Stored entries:
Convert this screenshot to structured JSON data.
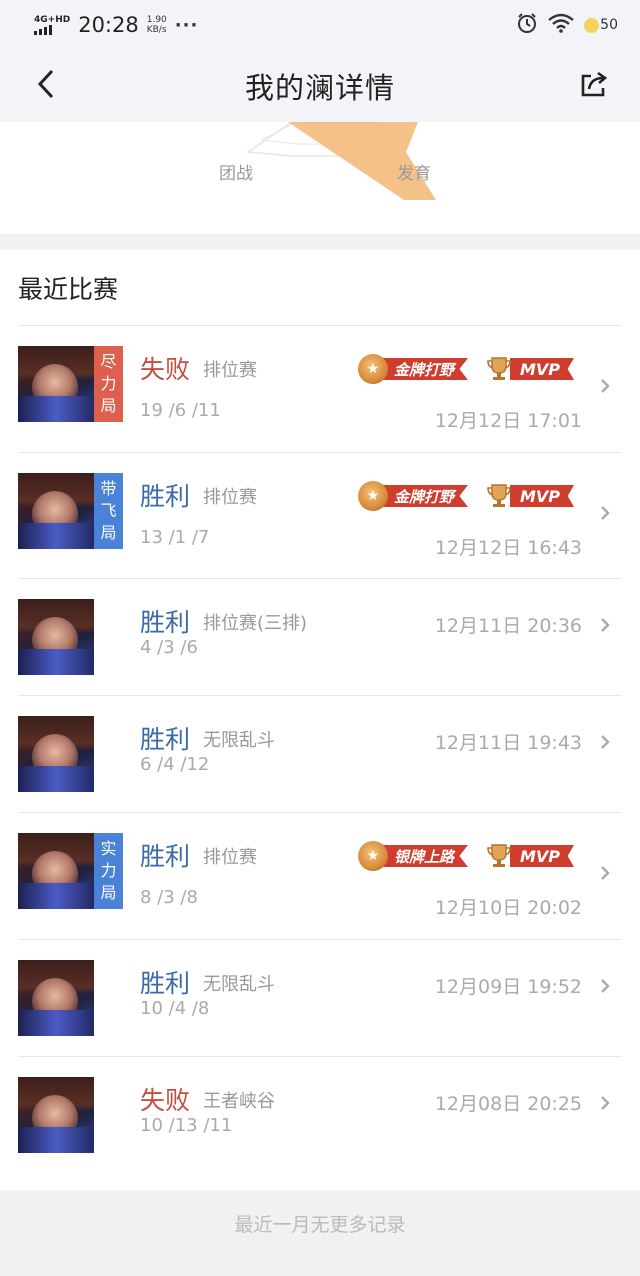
{
  "status_bar": {
    "network": "4G+HD",
    "time": "20:28",
    "speed_value": "1.90",
    "speed_unit": "KB/s",
    "dots": "···",
    "battery": "50",
    "icons": [
      "alarm-icon",
      "wifi-icon",
      "battery-icon"
    ]
  },
  "nav": {
    "title": "我的澜详情",
    "back_icon": "back-arrow-icon",
    "share_icon": "share-icon"
  },
  "radar": {
    "labels": {
      "team_fight": "团战",
      "development": "发育"
    },
    "fill_color": "#f3be82"
  },
  "section_title": "最近比赛",
  "matches": [
    {
      "result": "失败",
      "result_type": "lose",
      "mode": "排位赛",
      "kda": "19 /6 /11",
      "datetime": "12月12日 17:01",
      "tag": [
        "尽",
        "力",
        "局"
      ],
      "tag_color": "red",
      "badge": "金牌打野",
      "mvp": "MVP"
    },
    {
      "result": "胜利",
      "result_type": "win",
      "mode": "排位赛",
      "kda": "13 /1 /7",
      "datetime": "12月12日 16:43",
      "tag": [
        "带",
        "飞",
        "局"
      ],
      "tag_color": "blue",
      "badge": "金牌打野",
      "mvp": "MVP"
    },
    {
      "result": "胜利",
      "result_type": "win",
      "mode": "排位赛(三排)",
      "kda": "4 /3 /6",
      "datetime": "12月11日 20:36"
    },
    {
      "result": "胜利",
      "result_type": "win",
      "mode": "无限乱斗",
      "kda": "6 /4 /12",
      "datetime": "12月11日 19:43"
    },
    {
      "result": "胜利",
      "result_type": "win",
      "mode": "排位赛",
      "kda": "8 /3 /8",
      "datetime": "12月10日 20:02",
      "tag": [
        "实",
        "力",
        "局"
      ],
      "tag_color": "blue",
      "badge": "银牌上路",
      "mvp": "MVP"
    },
    {
      "result": "胜利",
      "result_type": "win",
      "mode": "无限乱斗",
      "kda": "10 /4 /8",
      "datetime": "12月09日 19:52"
    },
    {
      "result": "失败",
      "result_type": "lose",
      "mode": "王者峡谷",
      "kda": "10 /13 /11",
      "datetime": "12月08日 20:25"
    }
  ],
  "footer": "最近一月无更多记录",
  "colors": {
    "win": "#3a6aa8",
    "lose": "#c54e43",
    "tag_red": "#dd5f4d",
    "tag_blue": "#4a82d8",
    "badge_red": "#cf3d2f"
  }
}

YOUR TASK: Without the pictures, write out the whole listing above exactly as it appears.

TASK RESPONSE:
Convert this screenshot to structured JSON data.
{
  "status_bar": {
    "network": "4G+HD",
    "time": "20:28",
    "speed_value": "1.90",
    "speed_unit": "KB/s",
    "dots": "···",
    "battery": "50",
    "icons": [
      "alarm-icon",
      "wifi-icon",
      "battery-icon"
    ]
  },
  "nav": {
    "title": "我的澜详情",
    "back_icon": "back-arrow-icon",
    "share_icon": "share-icon"
  },
  "radar": {
    "labels": {
      "team_fight": "团战",
      "development": "发育"
    },
    "fill_color": "#f3be82"
  },
  "section_title": "最近比赛",
  "matches": [
    {
      "result": "失败",
      "result_type": "lose",
      "mode": "排位赛",
      "kda": "19 /6 /11",
      "datetime": "12月12日 17:01",
      "tag": [
        "尽",
        "力",
        "局"
      ],
      "tag_color": "red",
      "badge": "金牌打野",
      "mvp": "MVP"
    },
    {
      "result": "胜利",
      "result_type": "win",
      "mode": "排位赛",
      "kda": "13 /1 /7",
      "datetime": "12月12日 16:43",
      "tag": [
        "带",
        "飞",
        "局"
      ],
      "tag_color": "blue",
      "badge": "金牌打野",
      "mvp": "MVP"
    },
    {
      "result": "胜利",
      "result_type": "win",
      "mode": "排位赛(三排)",
      "kda": "4 /3 /6",
      "datetime": "12月11日 20:36"
    },
    {
      "result": "胜利",
      "result_type": "win",
      "mode": "无限乱斗",
      "kda": "6 /4 /12",
      "datetime": "12月11日 19:43"
    },
    {
      "result": "胜利",
      "result_type": "win",
      "mode": "排位赛",
      "kda": "8 /3 /8",
      "datetime": "12月10日 20:02",
      "tag": [
        "实",
        "力",
        "局"
      ],
      "tag_color": "blue",
      "badge": "银牌上路",
      "mvp": "MVP"
    },
    {
      "result": "胜利",
      "result_type": "win",
      "mode": "无限乱斗",
      "kda": "10 /4 /8",
      "datetime": "12月09日 19:52"
    },
    {
      "result": "失败",
      "result_type": "lose",
      "mode": "王者峡谷",
      "kda": "10 /13 /11",
      "datetime": "12月08日 20:25"
    }
  ],
  "footer": "最近一月无更多记录",
  "colors": {
    "win": "#3a6aa8",
    "lose": "#c54e43",
    "tag_red": "#dd5f4d",
    "tag_blue": "#4a82d8",
    "badge_red": "#cf3d2f"
  }
}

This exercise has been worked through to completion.